- [AIM]
Gather each line in the entries that includes the string "Ctrl".

— START RECORD EXTRACTS —

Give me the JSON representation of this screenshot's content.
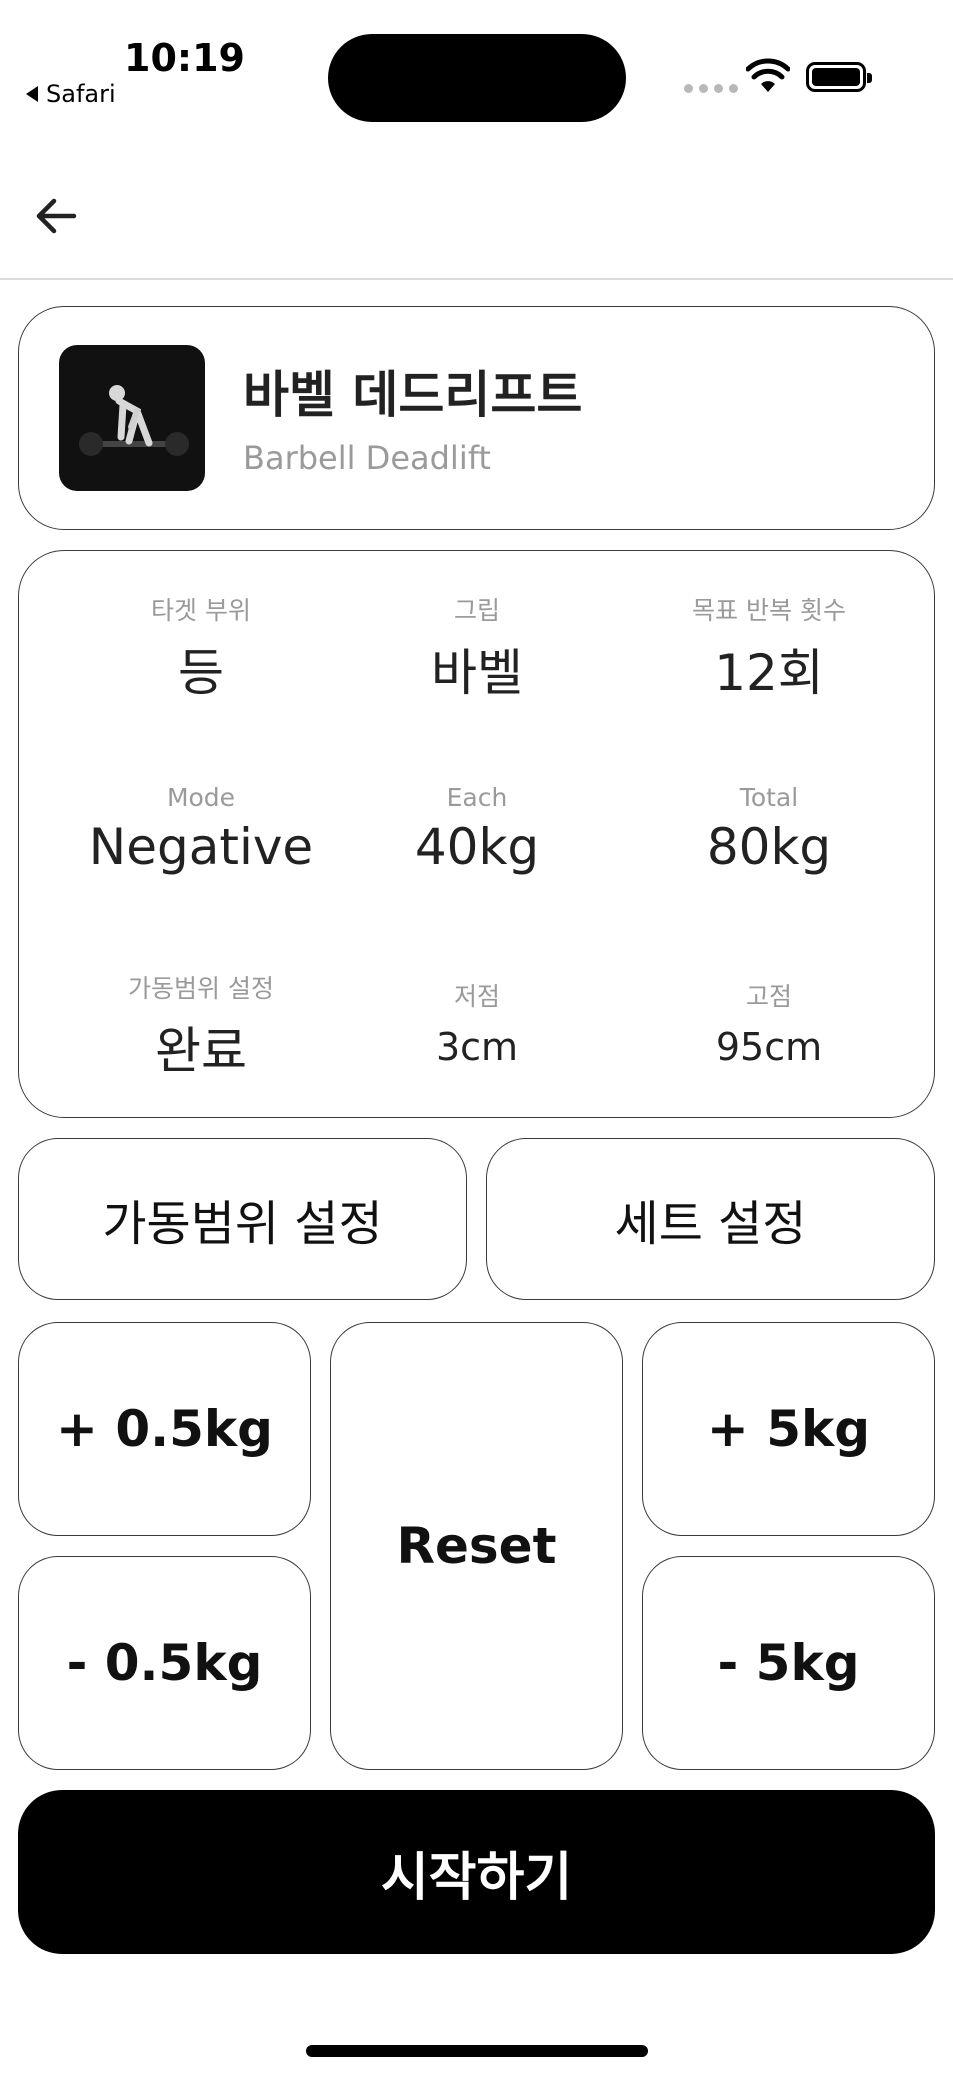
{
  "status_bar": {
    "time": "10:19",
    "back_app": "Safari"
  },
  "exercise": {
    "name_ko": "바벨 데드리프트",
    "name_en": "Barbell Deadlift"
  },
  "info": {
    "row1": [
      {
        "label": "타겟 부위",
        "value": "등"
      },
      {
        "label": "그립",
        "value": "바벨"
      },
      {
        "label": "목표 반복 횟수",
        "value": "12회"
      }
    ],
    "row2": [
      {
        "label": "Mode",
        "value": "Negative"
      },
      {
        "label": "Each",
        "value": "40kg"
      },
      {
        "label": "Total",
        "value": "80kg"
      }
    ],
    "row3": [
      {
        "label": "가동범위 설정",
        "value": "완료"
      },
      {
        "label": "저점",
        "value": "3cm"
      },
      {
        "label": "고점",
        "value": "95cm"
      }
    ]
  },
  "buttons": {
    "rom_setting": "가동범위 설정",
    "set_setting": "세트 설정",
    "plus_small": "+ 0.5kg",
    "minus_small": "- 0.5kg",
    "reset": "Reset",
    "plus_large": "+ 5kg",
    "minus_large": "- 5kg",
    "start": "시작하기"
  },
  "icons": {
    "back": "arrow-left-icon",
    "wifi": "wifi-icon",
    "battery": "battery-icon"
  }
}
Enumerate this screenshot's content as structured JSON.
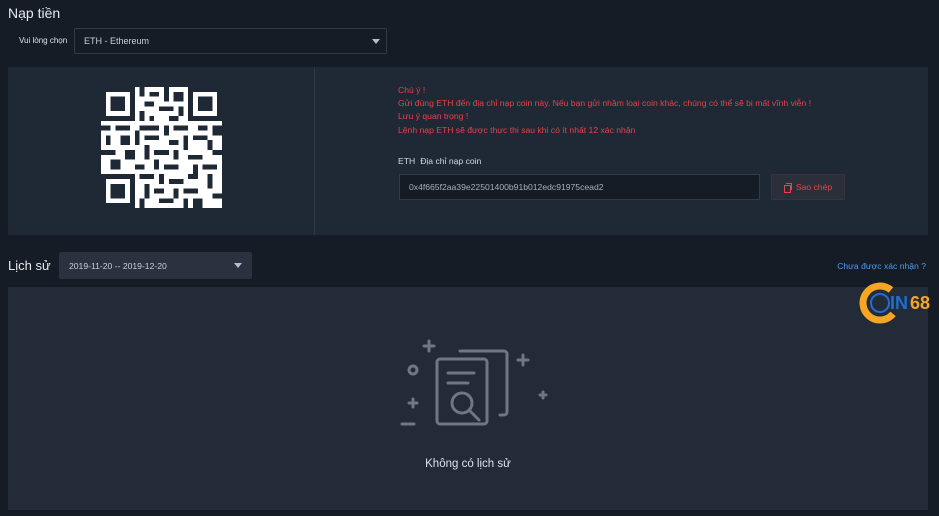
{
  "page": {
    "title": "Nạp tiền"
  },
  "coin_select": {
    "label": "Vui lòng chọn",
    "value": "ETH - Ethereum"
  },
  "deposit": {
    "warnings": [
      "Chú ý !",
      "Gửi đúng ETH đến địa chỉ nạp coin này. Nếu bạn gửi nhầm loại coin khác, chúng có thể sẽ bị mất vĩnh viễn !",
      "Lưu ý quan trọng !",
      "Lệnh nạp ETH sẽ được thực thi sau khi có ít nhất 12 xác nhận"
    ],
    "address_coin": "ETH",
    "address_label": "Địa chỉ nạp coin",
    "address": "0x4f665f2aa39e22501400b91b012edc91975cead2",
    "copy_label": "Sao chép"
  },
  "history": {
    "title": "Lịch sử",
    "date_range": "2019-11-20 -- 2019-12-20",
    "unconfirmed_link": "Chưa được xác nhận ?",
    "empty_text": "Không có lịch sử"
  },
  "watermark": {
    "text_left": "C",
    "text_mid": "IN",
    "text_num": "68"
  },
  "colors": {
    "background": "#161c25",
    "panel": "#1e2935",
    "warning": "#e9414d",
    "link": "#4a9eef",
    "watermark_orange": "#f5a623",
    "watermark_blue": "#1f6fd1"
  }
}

— END RECORD EXTRACTS —
— START RECORD EXTRACTS —

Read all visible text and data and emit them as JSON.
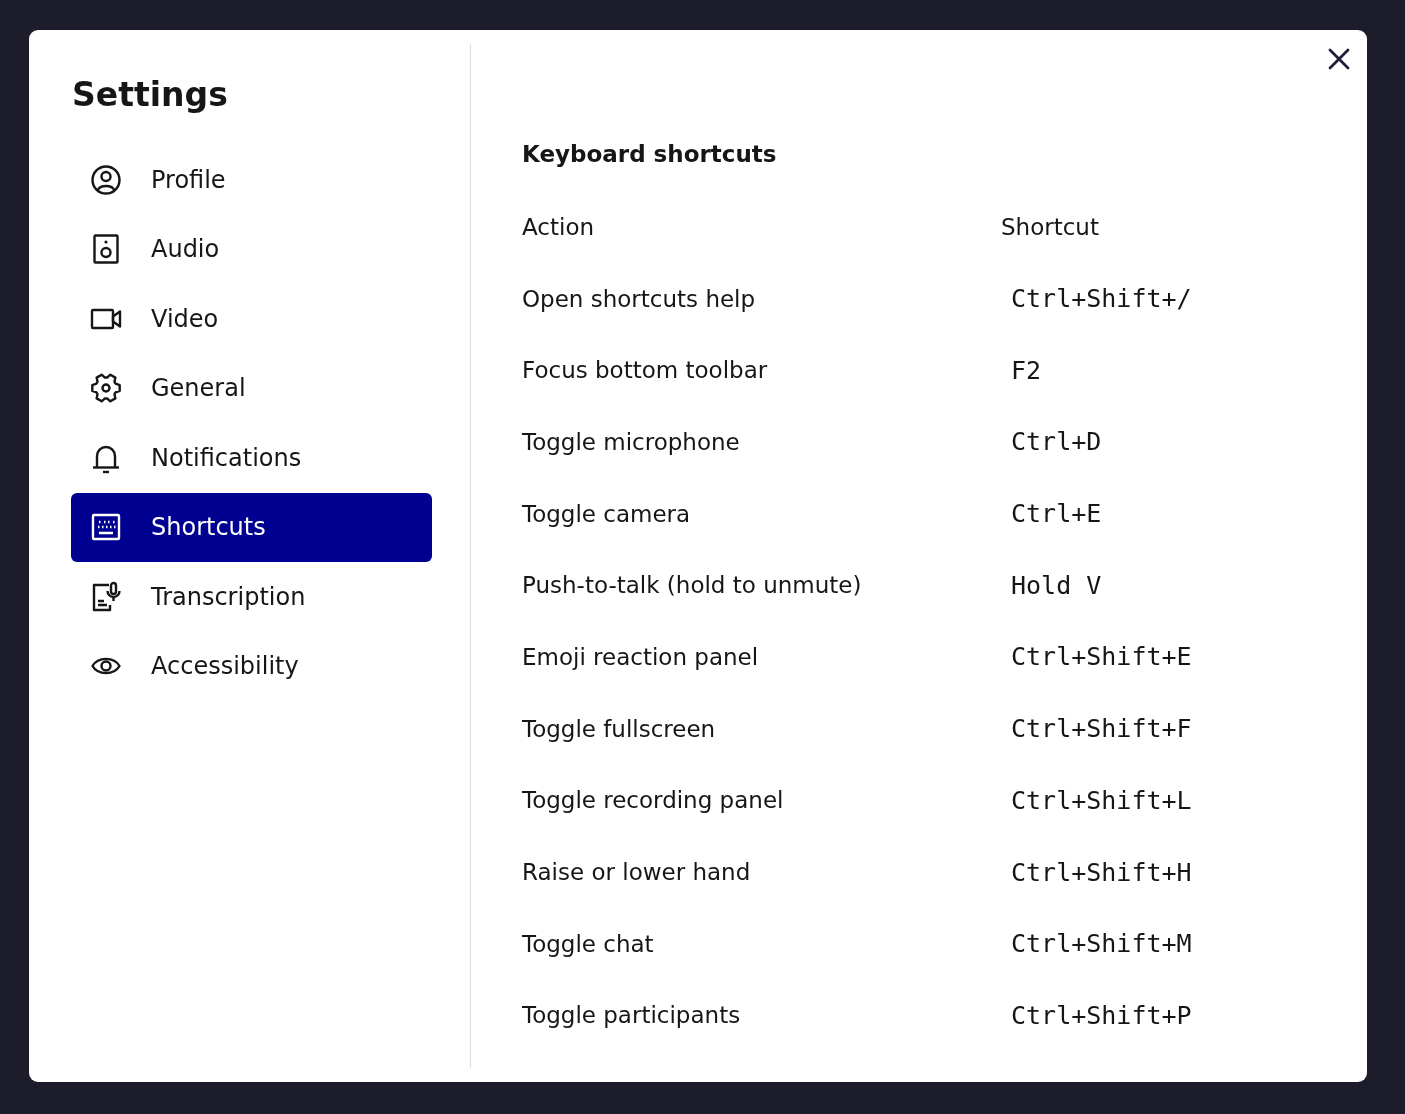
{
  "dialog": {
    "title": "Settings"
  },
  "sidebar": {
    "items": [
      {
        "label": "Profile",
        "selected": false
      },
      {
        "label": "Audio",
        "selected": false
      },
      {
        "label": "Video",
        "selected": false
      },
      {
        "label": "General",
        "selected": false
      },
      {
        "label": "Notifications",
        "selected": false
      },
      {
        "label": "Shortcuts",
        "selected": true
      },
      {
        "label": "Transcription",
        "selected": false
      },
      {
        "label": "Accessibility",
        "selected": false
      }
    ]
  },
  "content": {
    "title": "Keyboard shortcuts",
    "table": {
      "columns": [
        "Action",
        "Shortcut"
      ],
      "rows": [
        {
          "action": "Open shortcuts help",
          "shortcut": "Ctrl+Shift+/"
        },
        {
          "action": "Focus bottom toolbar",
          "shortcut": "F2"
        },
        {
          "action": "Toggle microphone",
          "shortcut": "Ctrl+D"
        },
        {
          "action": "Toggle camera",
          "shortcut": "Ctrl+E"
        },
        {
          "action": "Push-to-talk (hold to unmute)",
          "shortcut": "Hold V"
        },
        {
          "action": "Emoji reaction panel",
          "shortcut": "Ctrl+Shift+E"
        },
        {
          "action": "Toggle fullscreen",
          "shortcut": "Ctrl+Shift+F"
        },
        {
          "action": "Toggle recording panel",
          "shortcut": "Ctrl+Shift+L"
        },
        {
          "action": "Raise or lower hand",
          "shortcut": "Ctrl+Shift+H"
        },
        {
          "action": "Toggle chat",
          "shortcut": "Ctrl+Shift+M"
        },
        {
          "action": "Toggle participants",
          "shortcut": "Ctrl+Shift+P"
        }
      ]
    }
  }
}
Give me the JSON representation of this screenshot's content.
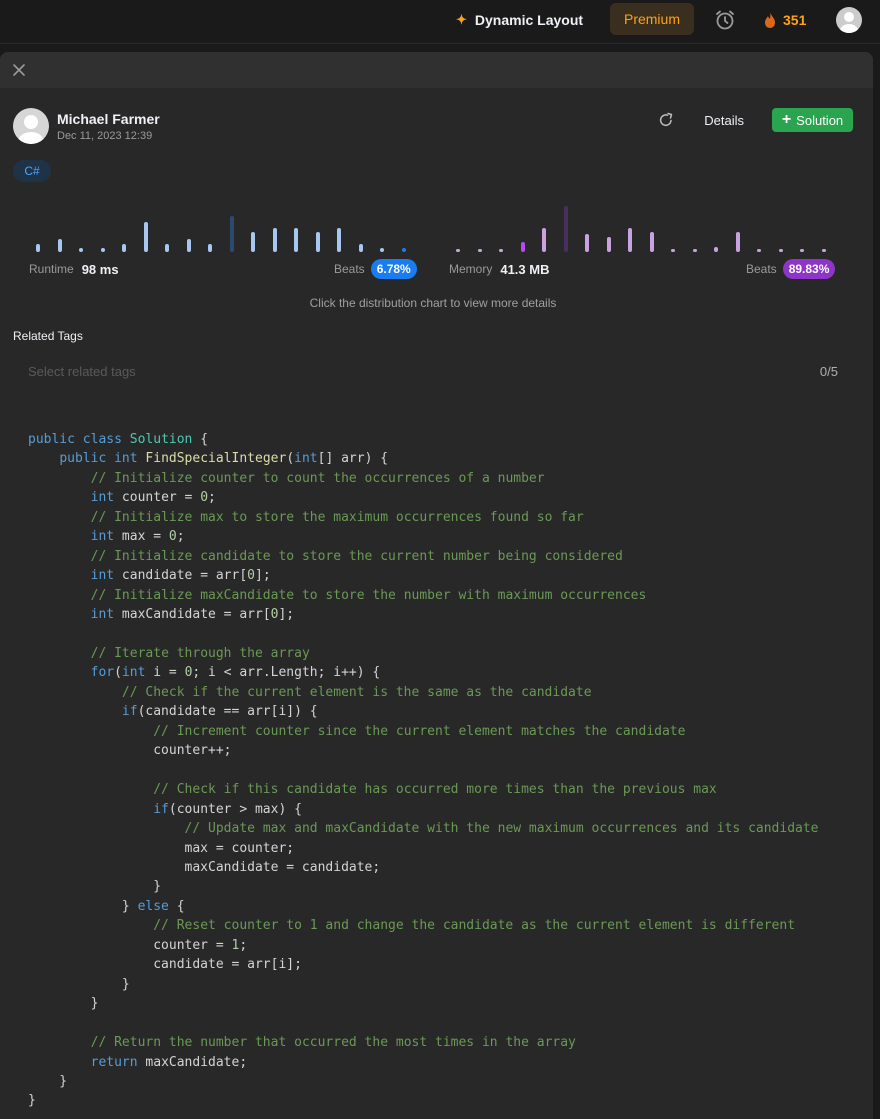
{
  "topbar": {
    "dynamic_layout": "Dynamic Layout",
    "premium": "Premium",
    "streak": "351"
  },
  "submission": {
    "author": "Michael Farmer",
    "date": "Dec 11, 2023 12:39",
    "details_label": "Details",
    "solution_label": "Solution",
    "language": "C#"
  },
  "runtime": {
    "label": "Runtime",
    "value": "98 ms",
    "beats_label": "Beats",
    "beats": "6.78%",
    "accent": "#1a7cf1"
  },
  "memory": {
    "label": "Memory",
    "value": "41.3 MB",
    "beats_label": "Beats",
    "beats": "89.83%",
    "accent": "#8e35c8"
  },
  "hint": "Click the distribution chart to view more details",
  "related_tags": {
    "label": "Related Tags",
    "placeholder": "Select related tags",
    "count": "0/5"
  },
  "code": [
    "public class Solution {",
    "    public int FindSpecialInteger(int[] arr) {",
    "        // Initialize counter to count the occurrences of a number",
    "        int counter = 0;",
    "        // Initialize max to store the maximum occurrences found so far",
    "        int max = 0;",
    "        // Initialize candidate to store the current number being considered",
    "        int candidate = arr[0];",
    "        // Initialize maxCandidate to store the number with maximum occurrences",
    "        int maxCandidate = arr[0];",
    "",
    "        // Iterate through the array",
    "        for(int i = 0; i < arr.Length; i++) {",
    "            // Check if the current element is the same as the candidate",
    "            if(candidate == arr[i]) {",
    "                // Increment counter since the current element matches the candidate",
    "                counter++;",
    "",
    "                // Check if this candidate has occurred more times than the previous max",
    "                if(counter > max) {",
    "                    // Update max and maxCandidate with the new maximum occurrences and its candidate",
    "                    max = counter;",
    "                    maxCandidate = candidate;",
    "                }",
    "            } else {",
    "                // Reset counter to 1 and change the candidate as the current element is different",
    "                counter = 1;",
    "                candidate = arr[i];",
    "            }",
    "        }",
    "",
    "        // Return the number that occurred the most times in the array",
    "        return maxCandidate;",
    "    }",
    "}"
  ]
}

— END RECORD EXTRACTS —
— START RECORD EXTRACTS —

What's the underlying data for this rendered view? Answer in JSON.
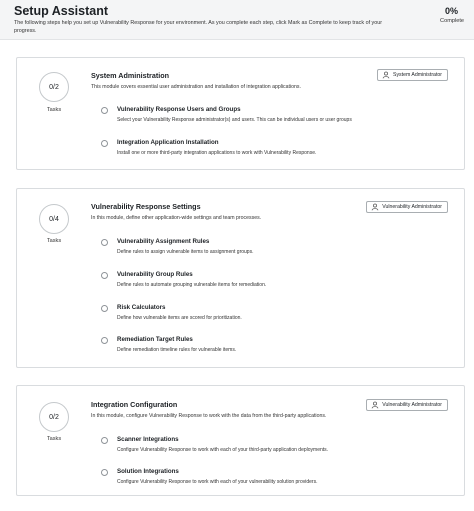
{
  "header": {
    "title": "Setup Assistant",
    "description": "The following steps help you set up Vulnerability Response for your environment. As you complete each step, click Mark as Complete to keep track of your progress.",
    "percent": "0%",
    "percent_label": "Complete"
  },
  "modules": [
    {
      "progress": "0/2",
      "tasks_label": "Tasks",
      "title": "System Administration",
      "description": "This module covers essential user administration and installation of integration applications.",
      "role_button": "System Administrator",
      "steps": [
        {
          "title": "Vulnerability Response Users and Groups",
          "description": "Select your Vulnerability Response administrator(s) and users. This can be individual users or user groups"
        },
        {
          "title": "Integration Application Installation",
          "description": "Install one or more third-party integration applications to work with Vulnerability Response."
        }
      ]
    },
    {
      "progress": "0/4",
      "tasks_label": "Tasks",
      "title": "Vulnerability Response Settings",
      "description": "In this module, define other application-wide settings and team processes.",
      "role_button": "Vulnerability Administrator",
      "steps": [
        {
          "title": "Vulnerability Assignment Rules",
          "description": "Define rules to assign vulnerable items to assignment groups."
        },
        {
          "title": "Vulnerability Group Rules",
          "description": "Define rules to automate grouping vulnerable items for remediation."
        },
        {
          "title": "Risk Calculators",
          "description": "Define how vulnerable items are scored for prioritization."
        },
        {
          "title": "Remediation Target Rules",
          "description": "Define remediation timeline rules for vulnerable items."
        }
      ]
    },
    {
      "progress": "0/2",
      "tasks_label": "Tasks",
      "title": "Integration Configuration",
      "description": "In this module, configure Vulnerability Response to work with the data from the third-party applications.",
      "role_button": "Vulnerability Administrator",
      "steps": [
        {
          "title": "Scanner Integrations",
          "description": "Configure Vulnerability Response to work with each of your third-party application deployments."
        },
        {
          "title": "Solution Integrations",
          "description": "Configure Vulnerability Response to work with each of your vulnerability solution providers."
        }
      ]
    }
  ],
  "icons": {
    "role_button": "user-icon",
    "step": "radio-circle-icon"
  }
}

— END RECORD EXTRACTS —

- [ANSWER TO THIS TASK]
          "shortcut": "Ctrl+Shift+/"
          "shortcut": "Ctrl+D"
          "shortcut": "Ctrl+E"
          "shortcut": "Ctrl+Shift+E"
          "shortcut": "Ctrl+Shift+F"
          "shortcut": "Ctrl+Shift+L"
          "shortcut": "Ctrl+Shift+H"
          "shortcut": "Ctrl+Shift+M"
          "shortcut": "Ctrl+Shift+P"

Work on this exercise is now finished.